> _Collected data_:
::::

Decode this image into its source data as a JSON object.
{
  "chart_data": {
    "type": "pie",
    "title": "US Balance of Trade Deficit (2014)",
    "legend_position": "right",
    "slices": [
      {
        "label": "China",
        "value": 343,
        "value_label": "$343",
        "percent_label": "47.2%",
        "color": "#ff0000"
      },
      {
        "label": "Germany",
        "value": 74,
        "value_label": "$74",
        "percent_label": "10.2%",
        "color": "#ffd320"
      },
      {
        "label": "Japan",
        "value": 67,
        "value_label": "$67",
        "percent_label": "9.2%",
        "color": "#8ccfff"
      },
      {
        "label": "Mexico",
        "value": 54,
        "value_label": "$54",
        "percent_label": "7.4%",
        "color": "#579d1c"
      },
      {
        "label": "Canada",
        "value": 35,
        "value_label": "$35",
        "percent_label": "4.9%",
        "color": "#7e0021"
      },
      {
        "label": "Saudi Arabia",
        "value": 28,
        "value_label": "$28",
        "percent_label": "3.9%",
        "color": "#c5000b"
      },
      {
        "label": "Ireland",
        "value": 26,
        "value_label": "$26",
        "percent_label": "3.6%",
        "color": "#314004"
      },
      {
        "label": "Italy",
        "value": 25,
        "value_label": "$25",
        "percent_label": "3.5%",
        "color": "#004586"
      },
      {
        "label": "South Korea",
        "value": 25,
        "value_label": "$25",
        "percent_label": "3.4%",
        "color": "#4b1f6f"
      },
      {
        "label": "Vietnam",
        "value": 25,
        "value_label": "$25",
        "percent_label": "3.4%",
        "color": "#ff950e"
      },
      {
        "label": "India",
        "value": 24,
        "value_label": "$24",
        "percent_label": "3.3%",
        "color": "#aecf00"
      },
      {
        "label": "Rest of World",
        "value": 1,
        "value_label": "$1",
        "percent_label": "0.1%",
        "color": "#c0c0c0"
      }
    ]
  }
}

::::

> _EXERCISE AIM_: Read the entries above, then pull out the lines that include "color".

> _EXERCISE ANSWER_:
        "color": "#ff0000"
        "color": "#ffd320"
        "color": "#8ccfff"
        "color": "#579d1c"
        "color": "#7e0021"
        "color": "#c5000b"
        "color": "#314004"
        "color": "#004586"
        "color": "#4b1f6f"
        "color": "#ff950e"
        "color": "#aecf00"
        "color": "#c0c0c0"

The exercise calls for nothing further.